Quote the listing below in full, line for line and character for character.

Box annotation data
* * * * *
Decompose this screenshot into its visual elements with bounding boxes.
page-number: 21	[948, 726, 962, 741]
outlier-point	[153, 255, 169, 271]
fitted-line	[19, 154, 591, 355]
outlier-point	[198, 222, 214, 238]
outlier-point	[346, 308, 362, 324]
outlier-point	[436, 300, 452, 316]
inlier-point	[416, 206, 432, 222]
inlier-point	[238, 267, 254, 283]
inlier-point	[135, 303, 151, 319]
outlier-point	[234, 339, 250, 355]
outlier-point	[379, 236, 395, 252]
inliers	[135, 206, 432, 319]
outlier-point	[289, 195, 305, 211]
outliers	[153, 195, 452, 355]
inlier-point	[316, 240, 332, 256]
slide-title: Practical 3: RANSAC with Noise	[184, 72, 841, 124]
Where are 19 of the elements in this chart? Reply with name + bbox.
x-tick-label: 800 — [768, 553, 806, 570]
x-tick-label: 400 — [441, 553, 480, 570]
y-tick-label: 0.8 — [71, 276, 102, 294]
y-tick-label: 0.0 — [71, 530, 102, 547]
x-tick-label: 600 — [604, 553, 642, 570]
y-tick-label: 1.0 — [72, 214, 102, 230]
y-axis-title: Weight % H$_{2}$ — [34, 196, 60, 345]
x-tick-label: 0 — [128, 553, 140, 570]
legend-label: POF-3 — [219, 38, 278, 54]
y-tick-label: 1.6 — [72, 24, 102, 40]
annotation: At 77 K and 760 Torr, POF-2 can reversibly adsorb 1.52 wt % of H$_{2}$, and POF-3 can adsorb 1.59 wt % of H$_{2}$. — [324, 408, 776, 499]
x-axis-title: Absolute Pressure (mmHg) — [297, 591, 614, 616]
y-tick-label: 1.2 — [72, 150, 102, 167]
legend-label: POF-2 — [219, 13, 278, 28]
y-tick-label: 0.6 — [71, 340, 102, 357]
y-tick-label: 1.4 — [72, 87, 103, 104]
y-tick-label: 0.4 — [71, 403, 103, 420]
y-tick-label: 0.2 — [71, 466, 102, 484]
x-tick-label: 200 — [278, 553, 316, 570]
* * * * *
Complete response:
Decompose this screenshot into its visual elements with bounding boxes.
page-number: 21	[948, 726, 962, 741]
outlier-point	[153, 255, 169, 271]
fitted-line	[19, 154, 591, 355]
outlier-point	[198, 222, 214, 238]
outlier-point	[346, 308, 362, 324]
outlier-point	[436, 300, 452, 316]
inlier-point	[416, 206, 432, 222]
inlier-point	[238, 267, 254, 283]
inlier-point	[135, 303, 151, 319]
outlier-point	[234, 339, 250, 355]
outlier-point	[379, 236, 395, 252]
inliers	[135, 206, 432, 319]
outlier-point	[289, 195, 305, 211]
outliers	[153, 195, 452, 355]
inlier-point	[316, 240, 332, 256]
slide-title: Practical 3: RANSAC with Noise	[184, 72, 841, 124]
Where are 19 of the elements in this chart? Reply with name + bbox.
x-tick-label: 800 — [768, 553, 806, 570]
x-tick-label: 400 — [441, 553, 480, 570]
y-tick-label: 0.8 — [71, 276, 102, 294]
y-tick-label: 0.0 — [71, 530, 102, 547]
x-tick-label: 600 — [604, 553, 642, 570]
y-tick-label: 1.0 — [72, 214, 102, 230]
y-axis-title: Weight % H$_{2}$ — [34, 196, 60, 345]
x-tick-label: 0 — [128, 553, 140, 570]
legend-label: POF-3 — [219, 38, 278, 54]
y-tick-label: 1.6 — [72, 24, 102, 40]
annotation: At 77 K and 760 Torr, POF-2 can reversibly adsorb 1.52 wt % of H$_{2}$, and POF-3 can adsorb 1.59 wt % of H$_{2}$. — [324, 408, 776, 499]
x-axis-title: Absolute Pressure (mmHg) — [297, 591, 614, 616]
y-tick-label: 1.2 — [72, 150, 102, 167]
legend-label: POF-2 — [219, 13, 278, 28]
y-tick-label: 0.6 — [71, 340, 102, 357]
y-tick-label: 1.4 — [72, 87, 103, 104]
y-tick-label: 0.4 — [71, 403, 103, 420]
y-tick-label: 0.2 — [71, 466, 102, 484]
x-tick-label: 200 — [278, 553, 316, 570]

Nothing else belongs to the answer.